- WHAT IS EXPECTED
Edit the lines starting at the one containing "post-title: Something to" and ending at the one containing "bottle-shape: [307, 1061, 316, 1074]", changing "Passed" to "Completed" and leaving everything else as it is. Return only those lines.

- GIVEN INFORMATION
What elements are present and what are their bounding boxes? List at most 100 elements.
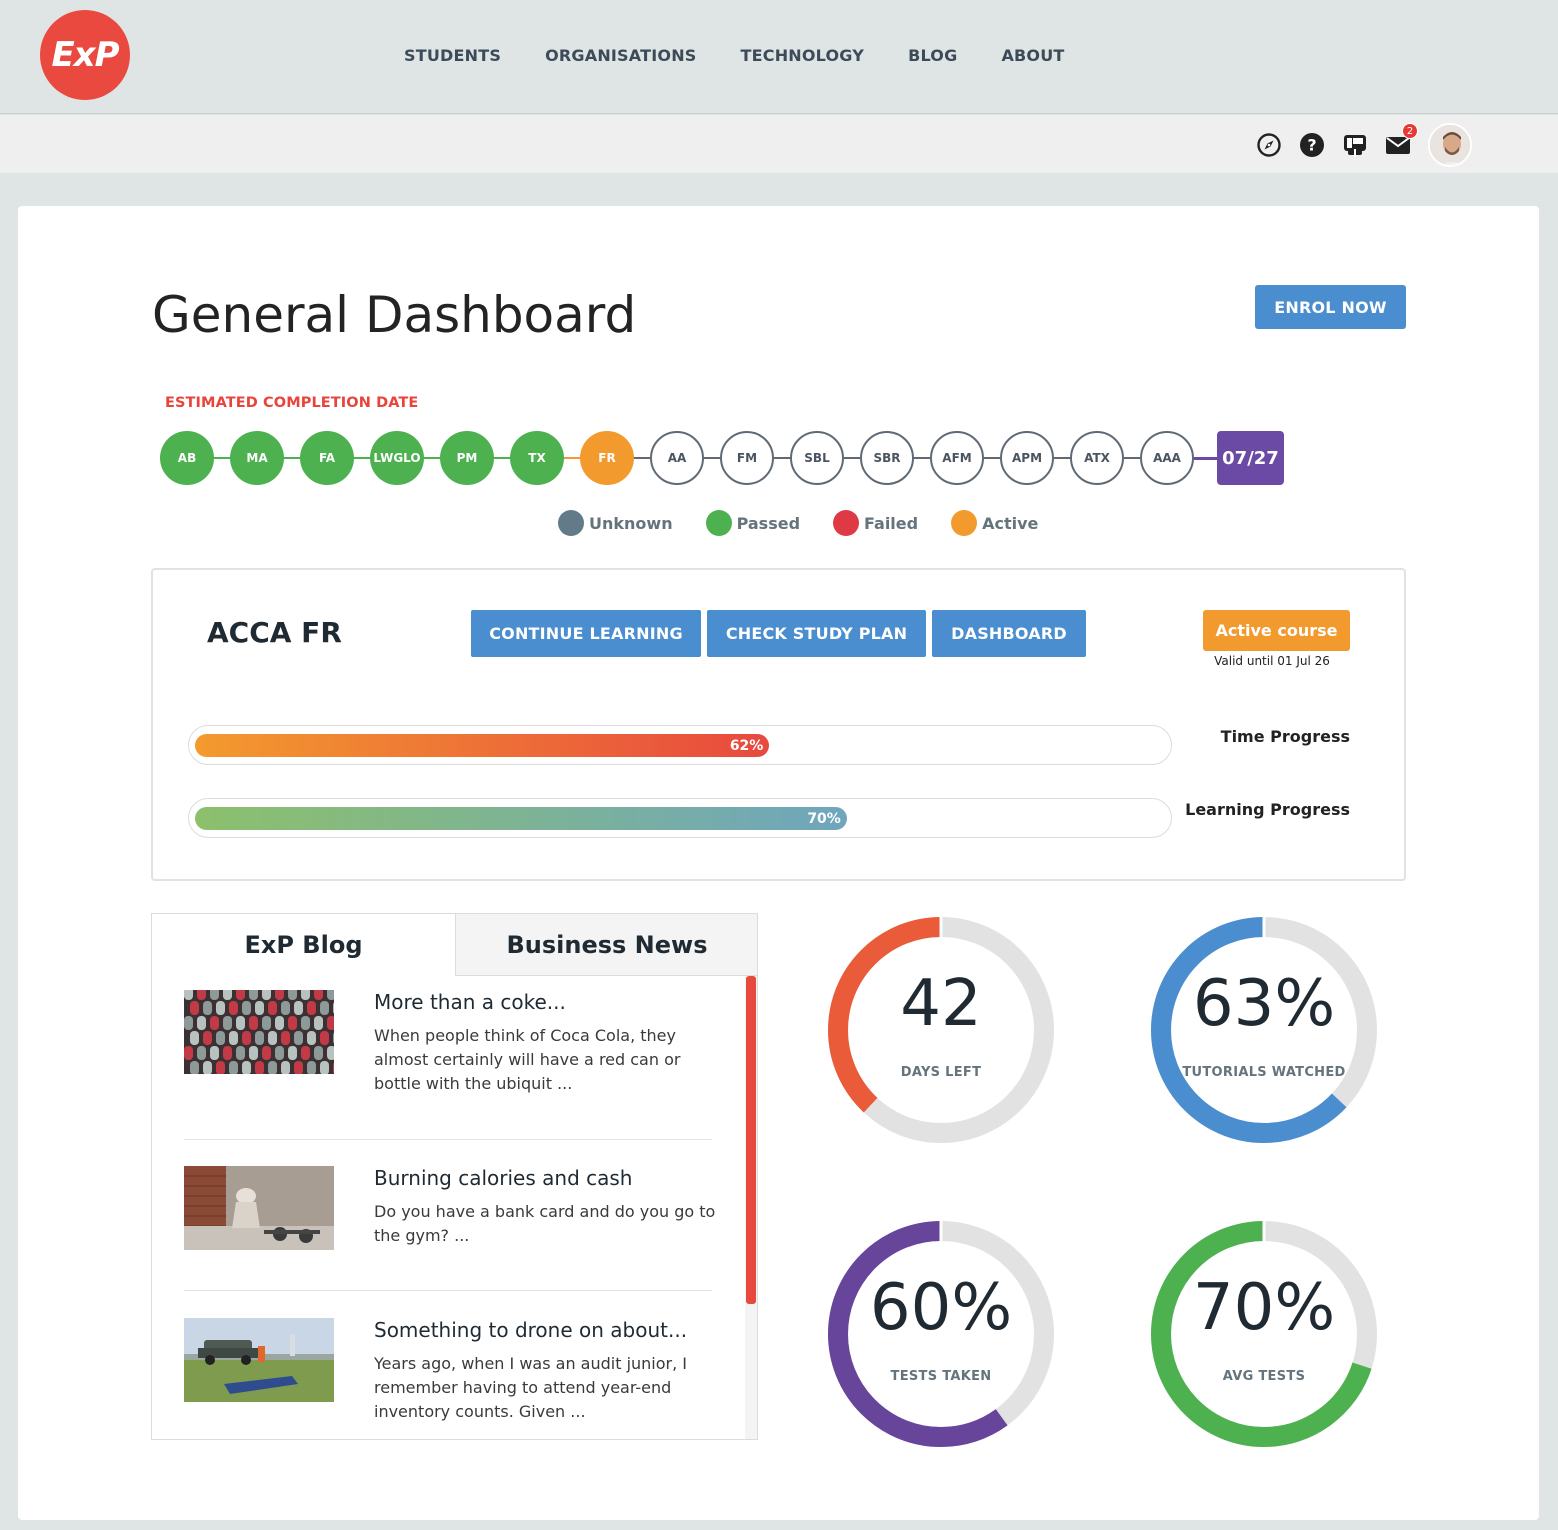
post-title: Something to drone on about...: [374, 1318, 688, 1342]
bottle-shape: [216, 1031, 225, 1045]
bottle-shape: [333, 1032, 334, 1044]
timeline-node-fm[interactable]: FM: [720, 431, 774, 485]
timeline-node-afm[interactable]: AFM: [930, 431, 984, 485]
enrol-now-button[interactable]: ENROL NOW: [1255, 285, 1406, 329]
nav-technology[interactable]: TECHNOLOGY: [740, 46, 865, 65]
status-legend: Unknown Passed Failed Active: [558, 510, 1071, 536]
bottle-shape: [333, 1062, 334, 1074]
bottle-shape: [242, 1061, 251, 1074]
avg-tests-label: AVG TESTS: [1222, 1369, 1306, 1384]
tab-exp-blog[interactable]: ExP Blog: [152, 914, 455, 976]
time-progress-fill: 62%: [195, 734, 770, 757]
bottle-shape: [203, 1001, 212, 1015]
nav-blog[interactable]: BLOG: [908, 46, 958, 65]
timeline-node-sbr[interactable]: SBR: [860, 431, 914, 485]
continue-learning-button[interactable]: CONTINUE LEARNING: [471, 610, 701, 657]
bottle-shape: [275, 1046, 284, 1060]
bottle-shape: [223, 990, 232, 1000]
gift-icon[interactable]: [1341, 131, 1369, 159]
bottle-shape: [307, 1031, 316, 1045]
timeline-node-aaa[interactable]: AAA: [1140, 431, 1194, 485]
timeline-node-ab[interactable]: AB: [160, 431, 214, 485]
legend-item-failed: Failed: [833, 510, 918, 536]
bottle-shape: [307, 1061, 316, 1074]
post-excerpt: Do you have a bank card and do you go to…: [374, 1202, 716, 1245]
timeline-node-fa[interactable]: FA: [300, 431, 354, 485]
nav-about[interactable]: ABOUT: [1001, 46, 1065, 65]
dashboard-button[interactable]: DASHBOARD: [932, 610, 1086, 657]
timeline-node-fr[interactable]: FR: [580, 431, 634, 485]
bottle-shape: [288, 1046, 297, 1060]
compass-icon[interactable]: [1255, 131, 1283, 159]
tests-taken-gauge: 60% TESTS TAKEN: [826, 1219, 1056, 1449]
timeline-node-apm[interactable]: APM: [1000, 431, 1054, 485]
avg-tests-value: 70%: [1192, 1271, 1336, 1345]
blog-scrollbar-thumb[interactable]: [746, 976, 756, 1304]
learning-progress-value: 70%: [807, 810, 841, 827]
legend-dot: [558, 510, 584, 536]
timeline-node-aa[interactable]: AA: [650, 431, 704, 485]
tutorials-watched-gauge: 63% TUTORIALS WATCHED: [1149, 915, 1379, 1145]
bottle-shape: [320, 1001, 329, 1015]
bottle-shape: [210, 1016, 219, 1030]
timeline-node-pm[interactable]: PM: [440, 431, 494, 485]
post-thumbnail: [184, 990, 334, 1074]
tutorials-watched-value: 63%: [1192, 967, 1336, 1041]
course-name: ACCA FR: [207, 616, 342, 649]
bottle-shape: [216, 1061, 225, 1074]
blog-post[interactable]: More than a coke... When people think of…: [184, 990, 712, 1120]
timeline-segment: [327, 457, 397, 459]
bottle-shape: [314, 1046, 323, 1060]
active-course-badge[interactable]: Active course: [1203, 610, 1350, 651]
bottle-shape: [203, 1031, 212, 1045]
timeline-node-sbl[interactable]: SBL: [790, 431, 844, 485]
bottle-shape: [268, 1031, 277, 1045]
learning-progress-fill: 70%: [195, 807, 847, 830]
days-left-value: 42: [900, 967, 982, 1041]
bottle-shape: [216, 1001, 225, 1015]
legend-dot: [833, 510, 860, 536]
check-study-plan-button[interactable]: CHECK STUDY PLAN: [707, 610, 926, 657]
user-toolbar: ? 2: [0, 115, 1558, 173]
bottle-shape: [210, 990, 219, 1000]
timeline-connector-end: [1194, 457, 1217, 460]
exp-logo[interactable]: ExP: [40, 10, 130, 100]
blog-post[interactable]: Something to drone on about... Years ago…: [184, 1318, 712, 1438]
bottle-shape: [223, 1016, 232, 1030]
bottle-shape: [281, 1061, 290, 1074]
course-timeline: AB MA FA LWGLO PM TX FR AA FM SBL SBR AFM APM ATX AAA 0…: [160, 431, 1290, 485]
bottle-shape: [327, 990, 334, 1000]
bottle-shape: [210, 1046, 219, 1060]
nav-students[interactable]: STUDENTS: [404, 46, 502, 65]
bottle-shape: [223, 1046, 232, 1060]
post-excerpt: When people think of Coca Cola, they alm…: [374, 1026, 681, 1093]
timeline-node-atx[interactable]: ATX: [1070, 431, 1124, 485]
timeline-node-lwglo[interactable]: LWGLO: [370, 431, 424, 485]
help-icon[interactable]: ?: [1298, 131, 1326, 159]
user-avatar[interactable]: [1428, 123, 1472, 167]
nav-organisations[interactable]: ORGANISATIONS: [545, 46, 697, 65]
blog-post[interactable]: Burning calories and cash Do you have a …: [184, 1166, 715, 1276]
tests-taken-value: 60%: [869, 1271, 1013, 1345]
days-left-gauge: 42 DAYS LEFT: [826, 915, 1056, 1145]
blog-panel: ExP Blog Business News More than a coke.…: [151, 913, 758, 1440]
bottle-shape: [255, 1061, 264, 1074]
bottle-shape: [320, 1061, 329, 1074]
avg-tests-gauge: 70% AVG TESTS: [1149, 1219, 1379, 1449]
post-title: More than a coke...: [374, 990, 566, 1014]
timeline-node-tx[interactable]: TX: [510, 431, 564, 485]
valid-until-text: Valid until 01 Jul 26: [1214, 654, 1330, 668]
bottle-shape: [281, 1001, 290, 1015]
bottle-shape: [197, 1046, 206, 1060]
post-thumbnail: [184, 1166, 334, 1250]
tests-taken-label: TESTS TAKEN: [890, 1369, 992, 1384]
bottle-shape: [242, 1001, 251, 1015]
bottle-shape: [288, 1016, 297, 1030]
completion-date-label: ESTIMATED COMPLETION DATE: [165, 395, 419, 411]
bottle-shape: [307, 1001, 316, 1015]
timeline-node-ma[interactable]: MA: [230, 431, 284, 485]
tab-business-news[interactable]: Business News: [455, 914, 757, 976]
mail-icon[interactable]: 2: [1384, 123, 1418, 159]
completion-date-badge: 07/27: [1217, 431, 1284, 485]
bottle-shape: [184, 990, 193, 1000]
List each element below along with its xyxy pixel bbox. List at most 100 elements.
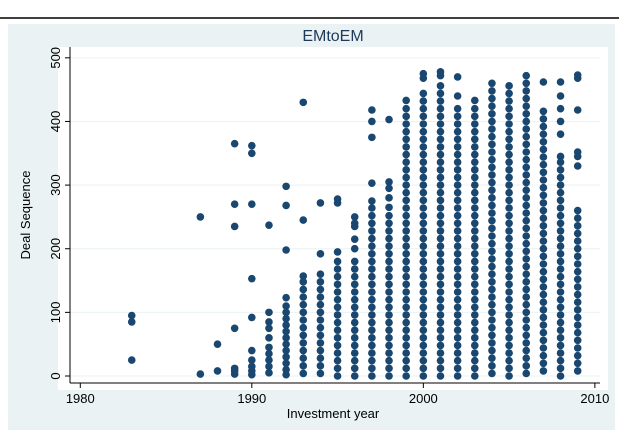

- COMPLETE OUTPUT
post-title: Something to drone on about...: [374, 1318, 688, 1342]
bottle-shape: [216, 1031, 225, 1045]
bottle-shape: [333, 1032, 334, 1044]
timeline-node-fm[interactable]: FM: [720, 431, 774, 485]
timeline-node-afm[interactable]: AFM: [930, 431, 984, 485]
enrol-now-button[interactable]: ENROL NOW: [1255, 285, 1406, 329]
nav-technology[interactable]: TECHNOLOGY: [740, 46, 865, 65]
status-legend: Unknown Completed Failed Active: [558, 510, 1071, 536]
bottle-shape: [333, 1062, 334, 1074]
bottle-shape: [242, 1061, 251, 1074]
avg-tests-label: AVG TESTS: [1222, 1369, 1306, 1384]
tab-exp-blog[interactable]: ExP Blog: [152, 914, 455, 976]
time-progress-fill: 62%: [195, 734, 770, 757]
bottle-shape: [203, 1001, 212, 1015]
nav-blog[interactable]: BLOG: [908, 46, 958, 65]
timeline-node-sbr[interactable]: SBR: [860, 431, 914, 485]
continue-learning-button[interactable]: CONTINUE LEARNING: [471, 610, 701, 657]
bottle-shape: [275, 1046, 284, 1060]
bottle-shape: [223, 990, 232, 1000]
gift-icon[interactable]: [1341, 131, 1369, 159]
bottle-shape: [307, 1031, 316, 1045]
timeline-node-aaa[interactable]: AAA: [1140, 431, 1194, 485]
timeline-node-ab[interactable]: AB: [160, 431, 214, 485]
legend-item-failed: Failed: [833, 510, 918, 536]
bottle-shape: [307, 1061, 316, 1074]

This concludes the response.